Given request: Pull out every line of the records below that contains the word "shape", and copy each such line in full.

[Begin Given data]

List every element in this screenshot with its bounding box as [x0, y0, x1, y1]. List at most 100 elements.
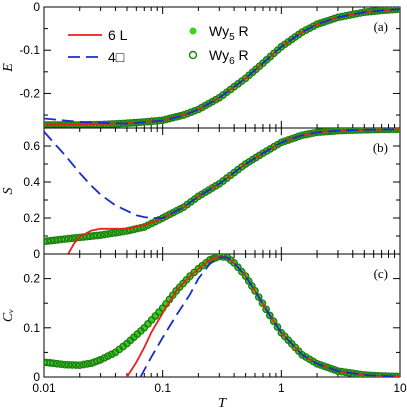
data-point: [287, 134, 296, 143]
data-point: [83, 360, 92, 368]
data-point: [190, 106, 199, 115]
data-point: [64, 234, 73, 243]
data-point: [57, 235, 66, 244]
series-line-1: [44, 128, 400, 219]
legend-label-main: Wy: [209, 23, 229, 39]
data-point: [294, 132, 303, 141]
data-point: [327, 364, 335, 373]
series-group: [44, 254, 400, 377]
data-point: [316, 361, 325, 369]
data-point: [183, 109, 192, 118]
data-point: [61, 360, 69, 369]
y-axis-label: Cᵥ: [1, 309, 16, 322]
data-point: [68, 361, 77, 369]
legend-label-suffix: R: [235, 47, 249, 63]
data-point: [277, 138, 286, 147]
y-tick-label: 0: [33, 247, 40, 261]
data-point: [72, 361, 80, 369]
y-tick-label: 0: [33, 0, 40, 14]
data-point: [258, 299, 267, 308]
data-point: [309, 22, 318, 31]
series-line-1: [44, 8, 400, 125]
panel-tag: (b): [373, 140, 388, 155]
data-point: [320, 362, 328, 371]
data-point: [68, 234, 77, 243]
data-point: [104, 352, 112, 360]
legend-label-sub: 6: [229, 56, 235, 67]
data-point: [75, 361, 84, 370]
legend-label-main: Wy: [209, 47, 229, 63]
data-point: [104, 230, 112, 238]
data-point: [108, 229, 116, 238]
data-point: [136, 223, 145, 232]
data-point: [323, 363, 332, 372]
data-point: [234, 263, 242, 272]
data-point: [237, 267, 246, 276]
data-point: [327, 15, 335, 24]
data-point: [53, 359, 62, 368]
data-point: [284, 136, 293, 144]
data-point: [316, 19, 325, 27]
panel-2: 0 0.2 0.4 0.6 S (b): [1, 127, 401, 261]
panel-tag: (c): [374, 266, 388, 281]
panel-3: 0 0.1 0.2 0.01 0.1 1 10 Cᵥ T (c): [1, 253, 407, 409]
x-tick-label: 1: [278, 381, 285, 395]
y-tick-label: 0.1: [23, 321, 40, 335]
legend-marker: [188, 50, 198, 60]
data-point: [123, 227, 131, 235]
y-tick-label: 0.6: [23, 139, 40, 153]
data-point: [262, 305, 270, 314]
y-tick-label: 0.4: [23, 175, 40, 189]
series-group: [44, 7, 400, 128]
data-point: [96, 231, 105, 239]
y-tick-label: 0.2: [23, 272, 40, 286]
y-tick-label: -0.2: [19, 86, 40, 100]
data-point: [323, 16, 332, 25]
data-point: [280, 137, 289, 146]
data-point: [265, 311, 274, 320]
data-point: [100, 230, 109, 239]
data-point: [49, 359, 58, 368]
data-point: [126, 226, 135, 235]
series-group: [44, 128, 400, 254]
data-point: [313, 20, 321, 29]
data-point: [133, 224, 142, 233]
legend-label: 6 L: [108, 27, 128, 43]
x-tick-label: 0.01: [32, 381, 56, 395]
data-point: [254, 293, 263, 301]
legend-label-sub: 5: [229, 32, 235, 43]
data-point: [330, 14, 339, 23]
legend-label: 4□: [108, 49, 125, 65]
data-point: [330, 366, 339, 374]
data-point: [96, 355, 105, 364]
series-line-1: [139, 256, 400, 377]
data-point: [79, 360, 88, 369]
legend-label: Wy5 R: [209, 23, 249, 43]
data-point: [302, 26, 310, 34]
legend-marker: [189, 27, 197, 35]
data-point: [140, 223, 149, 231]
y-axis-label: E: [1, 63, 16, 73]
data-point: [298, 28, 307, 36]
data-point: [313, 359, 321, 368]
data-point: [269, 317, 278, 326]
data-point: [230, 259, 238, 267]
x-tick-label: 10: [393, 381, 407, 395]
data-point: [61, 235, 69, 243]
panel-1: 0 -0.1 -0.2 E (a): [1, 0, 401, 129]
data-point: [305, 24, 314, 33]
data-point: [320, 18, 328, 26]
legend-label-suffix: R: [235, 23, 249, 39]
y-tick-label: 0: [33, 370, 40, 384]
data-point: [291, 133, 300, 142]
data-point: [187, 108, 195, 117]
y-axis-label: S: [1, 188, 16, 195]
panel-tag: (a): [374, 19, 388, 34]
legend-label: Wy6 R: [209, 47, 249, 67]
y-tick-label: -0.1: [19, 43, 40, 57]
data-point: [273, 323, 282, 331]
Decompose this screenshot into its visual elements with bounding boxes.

[End Given data]
[Begin Given data]

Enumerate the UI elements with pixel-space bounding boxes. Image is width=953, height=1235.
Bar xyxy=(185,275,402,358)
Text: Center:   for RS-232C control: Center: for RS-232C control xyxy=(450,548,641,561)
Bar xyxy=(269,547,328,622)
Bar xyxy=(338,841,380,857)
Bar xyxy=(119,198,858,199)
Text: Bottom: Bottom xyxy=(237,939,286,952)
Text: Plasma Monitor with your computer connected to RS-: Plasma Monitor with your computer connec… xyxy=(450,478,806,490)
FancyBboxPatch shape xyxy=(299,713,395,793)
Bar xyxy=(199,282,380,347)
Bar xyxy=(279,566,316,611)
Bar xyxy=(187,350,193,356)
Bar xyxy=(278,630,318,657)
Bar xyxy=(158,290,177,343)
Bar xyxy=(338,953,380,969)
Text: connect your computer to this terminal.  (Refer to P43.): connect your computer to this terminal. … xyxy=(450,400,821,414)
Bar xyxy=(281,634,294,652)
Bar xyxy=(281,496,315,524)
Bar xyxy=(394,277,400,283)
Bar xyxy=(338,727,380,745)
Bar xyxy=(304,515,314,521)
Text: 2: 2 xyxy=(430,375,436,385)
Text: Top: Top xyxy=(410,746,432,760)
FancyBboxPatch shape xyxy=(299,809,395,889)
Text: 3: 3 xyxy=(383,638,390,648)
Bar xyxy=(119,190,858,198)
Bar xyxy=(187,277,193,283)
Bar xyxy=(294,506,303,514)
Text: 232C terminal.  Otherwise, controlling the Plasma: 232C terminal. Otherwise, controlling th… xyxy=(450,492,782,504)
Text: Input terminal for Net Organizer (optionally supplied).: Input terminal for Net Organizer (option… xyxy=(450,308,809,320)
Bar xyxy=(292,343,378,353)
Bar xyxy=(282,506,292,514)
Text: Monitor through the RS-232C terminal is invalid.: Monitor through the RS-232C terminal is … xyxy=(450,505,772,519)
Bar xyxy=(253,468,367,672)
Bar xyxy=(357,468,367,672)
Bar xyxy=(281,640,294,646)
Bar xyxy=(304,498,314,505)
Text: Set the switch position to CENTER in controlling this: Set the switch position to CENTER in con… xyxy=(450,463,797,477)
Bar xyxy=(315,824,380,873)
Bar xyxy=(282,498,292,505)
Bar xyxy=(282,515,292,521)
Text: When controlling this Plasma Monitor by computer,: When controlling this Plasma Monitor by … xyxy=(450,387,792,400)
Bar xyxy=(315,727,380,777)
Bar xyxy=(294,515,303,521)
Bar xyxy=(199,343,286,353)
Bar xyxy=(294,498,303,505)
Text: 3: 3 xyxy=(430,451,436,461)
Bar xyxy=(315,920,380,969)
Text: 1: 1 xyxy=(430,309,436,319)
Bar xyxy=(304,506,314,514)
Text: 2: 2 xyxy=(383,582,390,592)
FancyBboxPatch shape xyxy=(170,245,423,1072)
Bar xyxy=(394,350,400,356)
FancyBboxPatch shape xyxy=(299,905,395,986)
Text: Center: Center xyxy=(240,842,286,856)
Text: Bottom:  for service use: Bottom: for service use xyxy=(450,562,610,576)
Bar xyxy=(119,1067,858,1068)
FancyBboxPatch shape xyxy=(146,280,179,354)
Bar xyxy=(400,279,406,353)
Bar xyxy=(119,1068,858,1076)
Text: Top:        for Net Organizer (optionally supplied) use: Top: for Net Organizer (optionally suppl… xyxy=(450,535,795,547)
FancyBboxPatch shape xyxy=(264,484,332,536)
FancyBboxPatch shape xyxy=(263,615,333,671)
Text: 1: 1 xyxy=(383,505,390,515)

[End Given data]
[Begin Given data]

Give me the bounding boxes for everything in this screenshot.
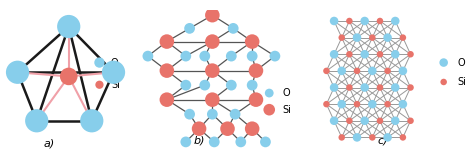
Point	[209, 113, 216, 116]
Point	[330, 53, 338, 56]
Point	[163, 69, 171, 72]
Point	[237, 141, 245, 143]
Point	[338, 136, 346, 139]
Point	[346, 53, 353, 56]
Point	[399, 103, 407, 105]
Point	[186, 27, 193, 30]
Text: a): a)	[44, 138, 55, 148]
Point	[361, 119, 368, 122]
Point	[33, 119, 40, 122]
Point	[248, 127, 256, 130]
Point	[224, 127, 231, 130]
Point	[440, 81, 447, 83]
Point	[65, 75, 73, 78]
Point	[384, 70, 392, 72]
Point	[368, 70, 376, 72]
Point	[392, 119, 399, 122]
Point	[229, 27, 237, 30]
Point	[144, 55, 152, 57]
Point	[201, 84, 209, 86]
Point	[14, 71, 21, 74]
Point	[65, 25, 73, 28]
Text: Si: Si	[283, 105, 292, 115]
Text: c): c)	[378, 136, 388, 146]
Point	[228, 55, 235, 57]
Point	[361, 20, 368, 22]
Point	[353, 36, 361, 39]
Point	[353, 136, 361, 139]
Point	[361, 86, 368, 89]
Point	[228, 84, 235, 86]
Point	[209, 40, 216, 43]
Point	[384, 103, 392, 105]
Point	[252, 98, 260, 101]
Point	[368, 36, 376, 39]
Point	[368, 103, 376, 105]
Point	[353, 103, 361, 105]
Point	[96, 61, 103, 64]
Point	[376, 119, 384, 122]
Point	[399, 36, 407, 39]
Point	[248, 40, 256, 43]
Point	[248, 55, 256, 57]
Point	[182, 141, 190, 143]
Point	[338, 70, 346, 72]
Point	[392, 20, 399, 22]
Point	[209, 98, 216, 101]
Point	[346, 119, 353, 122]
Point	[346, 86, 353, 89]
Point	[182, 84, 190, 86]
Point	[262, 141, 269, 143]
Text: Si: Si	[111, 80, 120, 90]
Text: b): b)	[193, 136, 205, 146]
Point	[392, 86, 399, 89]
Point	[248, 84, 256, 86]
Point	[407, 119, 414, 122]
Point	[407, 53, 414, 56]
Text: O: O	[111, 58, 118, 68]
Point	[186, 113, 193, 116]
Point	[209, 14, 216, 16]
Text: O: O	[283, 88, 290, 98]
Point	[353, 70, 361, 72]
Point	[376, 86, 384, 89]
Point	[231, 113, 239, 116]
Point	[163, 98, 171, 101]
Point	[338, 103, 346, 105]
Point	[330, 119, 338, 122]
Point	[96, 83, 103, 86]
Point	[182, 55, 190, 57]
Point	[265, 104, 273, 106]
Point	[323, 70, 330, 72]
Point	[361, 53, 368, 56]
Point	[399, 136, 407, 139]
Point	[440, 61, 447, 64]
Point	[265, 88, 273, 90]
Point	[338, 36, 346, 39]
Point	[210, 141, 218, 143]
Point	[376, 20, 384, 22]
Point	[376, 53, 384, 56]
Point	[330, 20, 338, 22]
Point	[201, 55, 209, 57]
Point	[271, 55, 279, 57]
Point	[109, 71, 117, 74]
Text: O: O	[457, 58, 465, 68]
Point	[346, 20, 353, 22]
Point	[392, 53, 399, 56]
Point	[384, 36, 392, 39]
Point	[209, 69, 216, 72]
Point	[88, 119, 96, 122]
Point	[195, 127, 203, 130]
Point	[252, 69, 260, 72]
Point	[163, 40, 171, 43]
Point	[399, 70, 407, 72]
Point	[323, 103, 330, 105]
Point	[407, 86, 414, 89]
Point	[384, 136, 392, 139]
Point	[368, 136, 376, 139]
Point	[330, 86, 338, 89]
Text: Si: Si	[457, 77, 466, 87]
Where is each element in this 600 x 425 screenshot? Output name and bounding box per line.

[End Given data]

The response:
FancyBboxPatch shape xyxy=(299,713,395,793)
FancyBboxPatch shape xyxy=(299,809,395,889)
FancyBboxPatch shape xyxy=(170,245,423,1072)
FancyBboxPatch shape xyxy=(299,905,395,986)
FancyBboxPatch shape xyxy=(146,280,179,354)
FancyBboxPatch shape xyxy=(264,484,332,536)
FancyBboxPatch shape xyxy=(263,615,333,671)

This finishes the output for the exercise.